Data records

___

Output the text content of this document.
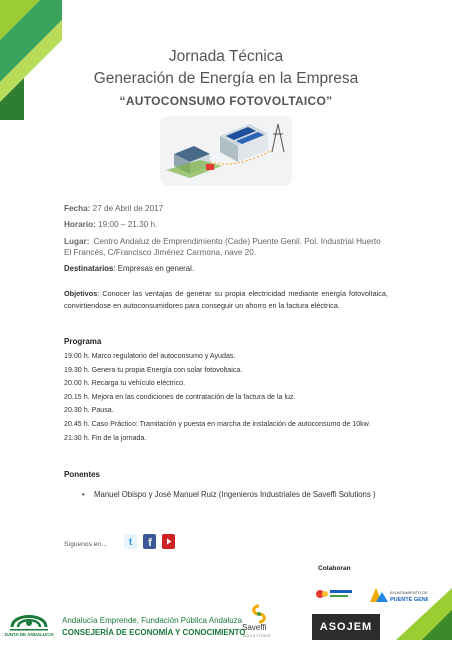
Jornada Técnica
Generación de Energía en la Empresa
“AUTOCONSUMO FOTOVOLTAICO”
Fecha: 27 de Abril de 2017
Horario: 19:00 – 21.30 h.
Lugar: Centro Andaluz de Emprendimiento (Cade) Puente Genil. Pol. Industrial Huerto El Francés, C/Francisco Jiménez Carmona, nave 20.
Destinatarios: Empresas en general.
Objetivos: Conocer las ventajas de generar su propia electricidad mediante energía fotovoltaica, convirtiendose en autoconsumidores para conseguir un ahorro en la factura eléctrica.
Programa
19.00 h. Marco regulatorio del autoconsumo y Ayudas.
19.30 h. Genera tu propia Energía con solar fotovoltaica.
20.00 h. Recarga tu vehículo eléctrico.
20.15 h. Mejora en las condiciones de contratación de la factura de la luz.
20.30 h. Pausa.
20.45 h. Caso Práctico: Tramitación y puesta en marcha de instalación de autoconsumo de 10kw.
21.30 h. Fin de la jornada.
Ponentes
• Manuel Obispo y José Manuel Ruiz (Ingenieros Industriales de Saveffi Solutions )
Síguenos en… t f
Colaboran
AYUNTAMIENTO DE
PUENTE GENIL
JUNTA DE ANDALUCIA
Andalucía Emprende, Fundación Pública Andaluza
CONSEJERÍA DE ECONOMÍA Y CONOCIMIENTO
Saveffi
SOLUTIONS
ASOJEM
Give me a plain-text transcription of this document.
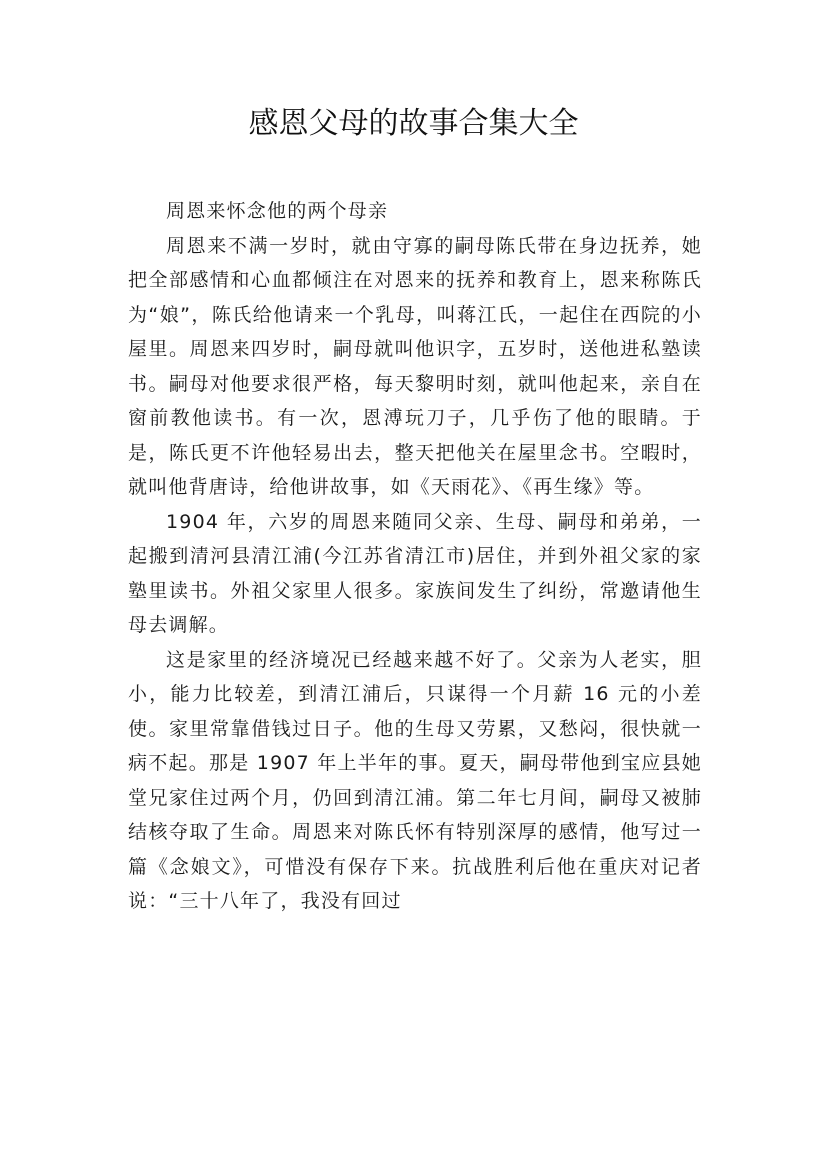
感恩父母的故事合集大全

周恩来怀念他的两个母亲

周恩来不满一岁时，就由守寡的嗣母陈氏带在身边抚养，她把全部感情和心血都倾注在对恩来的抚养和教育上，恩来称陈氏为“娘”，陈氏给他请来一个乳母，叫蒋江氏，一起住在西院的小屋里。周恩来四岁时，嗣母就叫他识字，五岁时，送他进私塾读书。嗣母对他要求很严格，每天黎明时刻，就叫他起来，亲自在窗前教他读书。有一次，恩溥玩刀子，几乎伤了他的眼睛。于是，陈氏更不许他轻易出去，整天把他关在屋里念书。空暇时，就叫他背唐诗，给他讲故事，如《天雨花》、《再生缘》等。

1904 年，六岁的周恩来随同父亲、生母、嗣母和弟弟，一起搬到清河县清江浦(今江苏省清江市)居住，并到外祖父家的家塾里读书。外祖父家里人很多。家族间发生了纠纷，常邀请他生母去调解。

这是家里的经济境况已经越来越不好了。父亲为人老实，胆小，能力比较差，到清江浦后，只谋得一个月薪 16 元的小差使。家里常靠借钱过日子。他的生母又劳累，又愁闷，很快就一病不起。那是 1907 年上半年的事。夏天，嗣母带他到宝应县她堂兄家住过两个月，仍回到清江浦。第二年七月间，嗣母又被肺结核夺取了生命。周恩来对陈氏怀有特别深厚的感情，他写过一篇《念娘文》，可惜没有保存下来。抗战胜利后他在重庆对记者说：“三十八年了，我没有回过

___

Check each line above for the word "fotovoltaica" and copy the ones that have it.

Objetivos: Conocer las ventajas de generar su propia electricidad mediante energía fotovoltaica, convirtiendose en autoconsumidores para conseguir un ahorro en la factura eléctrica.
19.30 h. Genera tu propia Energía con solar fotovoltaica.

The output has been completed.